* Exercise: Give every entry again, word for word and in full.

Stored data
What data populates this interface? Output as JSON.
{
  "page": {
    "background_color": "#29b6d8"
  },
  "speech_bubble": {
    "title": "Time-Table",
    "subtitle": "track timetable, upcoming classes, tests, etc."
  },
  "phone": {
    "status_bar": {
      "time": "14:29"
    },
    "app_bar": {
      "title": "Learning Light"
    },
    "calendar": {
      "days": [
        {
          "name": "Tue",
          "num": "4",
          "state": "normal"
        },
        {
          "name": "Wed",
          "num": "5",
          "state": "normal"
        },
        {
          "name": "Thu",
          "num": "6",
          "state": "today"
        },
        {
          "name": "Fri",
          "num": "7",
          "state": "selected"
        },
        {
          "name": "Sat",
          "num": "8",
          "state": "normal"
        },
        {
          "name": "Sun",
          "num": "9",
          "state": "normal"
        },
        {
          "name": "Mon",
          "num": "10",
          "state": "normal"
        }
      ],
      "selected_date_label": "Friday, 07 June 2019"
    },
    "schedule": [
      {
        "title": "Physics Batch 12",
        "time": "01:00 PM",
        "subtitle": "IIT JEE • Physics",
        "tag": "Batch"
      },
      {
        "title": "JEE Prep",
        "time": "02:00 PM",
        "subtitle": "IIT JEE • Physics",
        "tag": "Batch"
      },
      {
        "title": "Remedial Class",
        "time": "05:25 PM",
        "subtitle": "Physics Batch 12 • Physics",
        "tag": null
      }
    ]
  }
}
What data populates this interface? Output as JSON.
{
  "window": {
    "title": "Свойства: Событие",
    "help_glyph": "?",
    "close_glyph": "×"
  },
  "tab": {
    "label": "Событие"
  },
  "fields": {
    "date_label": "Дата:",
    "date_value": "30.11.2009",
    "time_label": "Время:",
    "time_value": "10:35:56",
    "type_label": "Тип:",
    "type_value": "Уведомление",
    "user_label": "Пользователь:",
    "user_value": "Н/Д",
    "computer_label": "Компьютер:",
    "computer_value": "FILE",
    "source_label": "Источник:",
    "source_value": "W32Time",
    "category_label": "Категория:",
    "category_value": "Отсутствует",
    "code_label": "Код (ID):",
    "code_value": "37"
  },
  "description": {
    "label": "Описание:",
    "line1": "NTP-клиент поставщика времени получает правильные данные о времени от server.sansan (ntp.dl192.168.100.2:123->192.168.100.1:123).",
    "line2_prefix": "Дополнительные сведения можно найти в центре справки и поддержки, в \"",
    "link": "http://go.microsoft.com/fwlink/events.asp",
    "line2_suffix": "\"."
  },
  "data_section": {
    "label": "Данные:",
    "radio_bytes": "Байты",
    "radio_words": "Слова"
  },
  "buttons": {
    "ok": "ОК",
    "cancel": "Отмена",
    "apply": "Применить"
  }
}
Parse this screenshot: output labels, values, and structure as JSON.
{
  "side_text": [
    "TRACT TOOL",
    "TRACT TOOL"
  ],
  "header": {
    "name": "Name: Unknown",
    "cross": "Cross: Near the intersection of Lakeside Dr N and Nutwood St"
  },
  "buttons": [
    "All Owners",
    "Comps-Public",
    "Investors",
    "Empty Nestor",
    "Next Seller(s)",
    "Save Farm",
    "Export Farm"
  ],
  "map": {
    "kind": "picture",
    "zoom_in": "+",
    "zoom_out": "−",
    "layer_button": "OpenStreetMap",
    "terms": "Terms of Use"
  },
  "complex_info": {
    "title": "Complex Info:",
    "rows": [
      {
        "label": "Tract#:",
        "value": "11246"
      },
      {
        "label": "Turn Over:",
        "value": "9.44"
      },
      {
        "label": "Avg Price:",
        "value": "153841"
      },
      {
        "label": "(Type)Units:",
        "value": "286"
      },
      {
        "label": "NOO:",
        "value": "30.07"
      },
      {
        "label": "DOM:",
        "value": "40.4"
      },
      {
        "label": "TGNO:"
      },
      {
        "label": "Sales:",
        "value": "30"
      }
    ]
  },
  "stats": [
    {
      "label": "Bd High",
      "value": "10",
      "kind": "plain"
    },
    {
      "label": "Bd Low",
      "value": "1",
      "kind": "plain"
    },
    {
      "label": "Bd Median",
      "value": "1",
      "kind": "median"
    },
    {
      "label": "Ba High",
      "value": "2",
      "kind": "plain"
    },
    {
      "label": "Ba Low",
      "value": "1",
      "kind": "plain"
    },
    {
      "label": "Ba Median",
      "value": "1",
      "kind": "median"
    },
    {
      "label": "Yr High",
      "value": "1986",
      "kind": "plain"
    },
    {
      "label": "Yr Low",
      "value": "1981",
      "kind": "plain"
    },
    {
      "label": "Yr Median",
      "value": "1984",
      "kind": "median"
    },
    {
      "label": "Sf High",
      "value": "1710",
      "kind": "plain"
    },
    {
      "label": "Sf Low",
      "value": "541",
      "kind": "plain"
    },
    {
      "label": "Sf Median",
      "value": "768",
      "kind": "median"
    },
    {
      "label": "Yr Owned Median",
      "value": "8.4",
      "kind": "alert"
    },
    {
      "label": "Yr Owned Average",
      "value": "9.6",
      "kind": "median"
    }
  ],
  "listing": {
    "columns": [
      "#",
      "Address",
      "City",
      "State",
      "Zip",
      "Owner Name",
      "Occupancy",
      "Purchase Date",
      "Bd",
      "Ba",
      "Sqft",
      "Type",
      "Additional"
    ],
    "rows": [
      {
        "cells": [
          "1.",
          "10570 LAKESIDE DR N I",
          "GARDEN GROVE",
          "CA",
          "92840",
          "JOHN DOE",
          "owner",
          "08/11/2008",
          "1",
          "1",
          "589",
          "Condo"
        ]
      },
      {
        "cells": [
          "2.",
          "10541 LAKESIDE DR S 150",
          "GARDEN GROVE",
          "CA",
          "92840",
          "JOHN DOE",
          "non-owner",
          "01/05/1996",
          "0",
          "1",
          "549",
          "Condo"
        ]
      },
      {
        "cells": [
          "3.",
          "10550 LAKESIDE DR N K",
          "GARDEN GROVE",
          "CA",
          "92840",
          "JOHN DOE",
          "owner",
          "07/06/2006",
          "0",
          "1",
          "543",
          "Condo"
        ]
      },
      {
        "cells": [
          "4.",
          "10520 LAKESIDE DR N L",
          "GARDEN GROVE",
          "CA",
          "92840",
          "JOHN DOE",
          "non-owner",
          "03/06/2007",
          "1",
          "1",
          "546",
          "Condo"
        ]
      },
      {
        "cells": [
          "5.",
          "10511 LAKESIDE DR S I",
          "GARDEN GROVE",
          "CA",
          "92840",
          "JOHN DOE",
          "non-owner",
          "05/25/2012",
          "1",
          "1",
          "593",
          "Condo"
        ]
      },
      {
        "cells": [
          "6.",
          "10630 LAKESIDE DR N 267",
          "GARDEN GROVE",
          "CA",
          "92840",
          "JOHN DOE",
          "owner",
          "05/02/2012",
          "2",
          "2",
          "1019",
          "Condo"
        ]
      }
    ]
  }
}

* Exercise answer:
What data populates this interface? Output as JSON.
{
  "page": {
    "background_color": "#29b6d8"
  },
  "speech_bubble": {
    "title": "Time-Table",
    "subtitle": "track timetable, upcoming classes, tests, etc."
  },
  "phone": {
    "status_bar": {
      "time": "14:29"
    },
    "app_bar": {
      "title": "Learning Light"
    },
    "calendar": {
      "days": [
        {
          "name": "Tue",
          "num": "4",
          "state": "normal"
        },
        {
          "name": "Wed",
          "num": "5",
          "state": "normal"
        },
        {
          "name": "Thu",
          "num": "6",
          "state": "today"
        },
        {
          "name": "Fri",
          "num": "7",
          "state": "selected"
        },
        {
          "name": "Sat",
          "num": "8",
          "state": "normal"
        },
        {
          "name": "Sun",
          "num": "9",
          "state": "normal"
        },
        {
          "name": "Mon",
          "num": "10",
          "state": "normal"
        }
      ],
      "selected_date_label": "Friday, 07 June 2019"
    },
    "schedule": [
      {
        "title": "Physics Batch 12",
        "time": "01:00 PM",
        "subtitle": "IIT JEE • Physics",
        "tag": "Batch"
      },
      {
        "title": "JEE Prep",
        "time": "02:00 PM",
        "subtitle": "IIT JEE • Physics",
        "tag": "Batch"
      },
      {
        "title": "Remedial Class",
        "time": "05:25 PM",
        "subtitle": "Physics Batch 12 • Physics",
        "tag": null
      }
    ]
  }
}
What data populates this interface? Output as JSON.
{
  "window": {
    "title": "Свойства: Событие",
    "help_glyph": "?",
    "close_glyph": "×"
  },
  "tab": {
    "label": "Событие"
  },
  "fields": {
    "date_label": "Дата:",
    "date_value": "30.11.2009",
    "time_label": "Время:",
    "time_value": "10:35:56",
    "type_label": "Тип:",
    "type_value": "Уведомление",
    "user_label": "Пользователь:",
    "user_value": "Н/Д",
    "computer_label": "Компьютер:",
    "computer_value": "FILE",
    "source_label": "Источник:",
    "source_value": "W32Time",
    "category_label": "Категория:",
    "category_value": "Отсутствует",
    "code_label": "Код (ID):",
    "code_value": "37"
  },
  "description": {
    "label": "Описание:",
    "line1": "NTP-клиент поставщика времени получает правильные данные о времени от server.sansan (ntp.dl192.168.100.2:123->192.168.100.1:123).",
    "line2_prefix": "Дополнительные сведения можно найти в центре справки и поддержки, в \"",
    "link": "http://go.microsoft.com/fwlink/events.asp",
    "line2_suffix": "\"."
  },
  "data_section": {
    "label": "Данные:",
    "radio_bytes": "Байты",
    "radio_words": "Слова"
  },
  "buttons": {
    "ok": "ОК",
    "cancel": "Отмена",
    "apply": "Применить"
  }
}
Parse this screenshot: output labels, values, and structure as JSON.
{
  "side_text": [
    "TRACT TOOL",
    "TRACT TOOL"
  ],
  "header": {
    "name": "Name: Unknown",
    "cross": "Cross: Near the intersection of Lakeside Dr N and Nutwood St"
  },
  "buttons": [
    "All Owners",
    "Comps-Public",
    "Investors",
    "Empty Nestor",
    "Next Seller(s)",
    "Save Farm",
    "Export Farm"
  ],
  "map": {
    "kind": "picture",
    "zoom_in": "+",
    "zoom_out": "−",
    "layer_button": "OpenStreetMap",
    "terms": "Terms of Use"
  },
  "complex_info": {
    "title": "Complex Info:",
    "rows": [
      {
        "label": "Tract#:",
        "value": "11246"
      },
      {
        "label": "Turn Over:",
        "value": "9.44"
      },
      {
        "label": "Avg Price:",
        "value": "153841"
      },
      {
        "label": "(Type)Units:",
        "value": "286"
      },
      {
        "label": "NOO:",
        "value": "30.07"
      },
      {
        "label": "DOM:",
        "value": "40.4"
      },
      {
        "label": "TGNO:"
      },
      {
        "label": "Sales:",
        "value": "30"
      }
    ]
  },
  "stats": [
    {
      "label": "Bd High",
      "value": "10",
      "kind": "plain"
    },
    {
      "label": "Bd Low",
      "value": "1",
      "kind": "plain"
    },
    {
      "label": "Bd Median",
      "value": "1",
      "kind": "median"
    },
    {
      "label": "Ba High",
      "value": "2",
      "kind": "plain"
    },
    {
      "label": "Ba Low",
      "value": "1",
      "kind": "plain"
    },
    {
      "label": "Ba Median",
      "value": "1",
      "kind": "median"
    },
    {
      "label": "Yr High",
      "value": "1986",
      "kind": "plain"
    },
    {
      "label": "Yr Low",
      "value": "1981",
      "kind": "plain"
    },
    {
      "label": "Yr Median",
      "value": "1984",
      "kind": "median"
    },
    {
      "label": "Sf High",
      "value": "1710",
      "kind": "plain"
    },
    {
      "label": "Sf Low",
      "value": "541",
      "kind": "plain"
    },
    {
      "label": "Sf Median",
      "value": "768",
      "kind": "median"
    },
    {
      "label": "Yr Owned Median",
      "value": "8.4",
      "kind": "alert"
    },
    {
      "label": "Yr Owned Average",
      "value": "9.6",
      "kind": "median"
    }
  ],
  "listing": {
    "columns": [
      "#",
      "Address",
      "City",
      "State",
      "Zip",
      "Owner Name",
      "Occupancy",
      "Purchase Date",
      "Bd",
      "Ba",
      "Sqft",
      "Type",
      "Additional"
    ],
    "rows": [
      {
        "cells": [
          "1.",
          "10570 LAKESIDE DR N I",
          "GARDEN GROVE",
          "CA",
          "92840",
          "JOHN DOE",
          "owner",
          "08/11/2008",
          "1",
          "1",
          "589",
          "Condo"
        ]
      },
      {
        "cells": [
          "2.",
          "10541 LAKESIDE DR S 150",
          "GARDEN GROVE",
          "CA",
          "92840",
          "JOHN DOE",
          "non-owner",
          "01/05/1996",
          "0",
          "1",
          "549",
          "Condo"
        ]
      },
      {
        "cells": [
          "3.",
          "10550 LAKESIDE DR N K",
          "GARDEN GROVE",
          "CA",
          "92840",
          "JOHN DOE",
          "owner",
          "07/06/2006",
          "0",
          "1",
          "543",
          "Condo"
        ]
      },
      {
        "cells": [
          "4.",
          "10520 LAKESIDE DR N L",
          "GARDEN GROVE",
          "CA",
          "92840",
          "JOHN DOE",
          "non-owner",
          "03/06/2007",
          "1",
          "1",
          "546",
          "Condo"
        ]
      },
      {
        "cells": [
          "5.",
          "10511 LAKESIDE DR S I",
          "GARDEN GROVE",
          "CA",
          "92840",
          "JOHN DOE",
          "non-owner",
          "05/25/2012",
          "1",
          "1",
          "593",
          "Condo"
        ]
      },
      {
        "cells": [
          "6.",
          "10630 LAKESIDE DR N 267",
          "GARDEN GROVE",
          "CA",
          "92840",
          "JOHN DOE",
          "owner",
          "05/02/2012",
          "2",
          "2",
          "1019",
          "Condo"
        ]
      }
    ]
  }
}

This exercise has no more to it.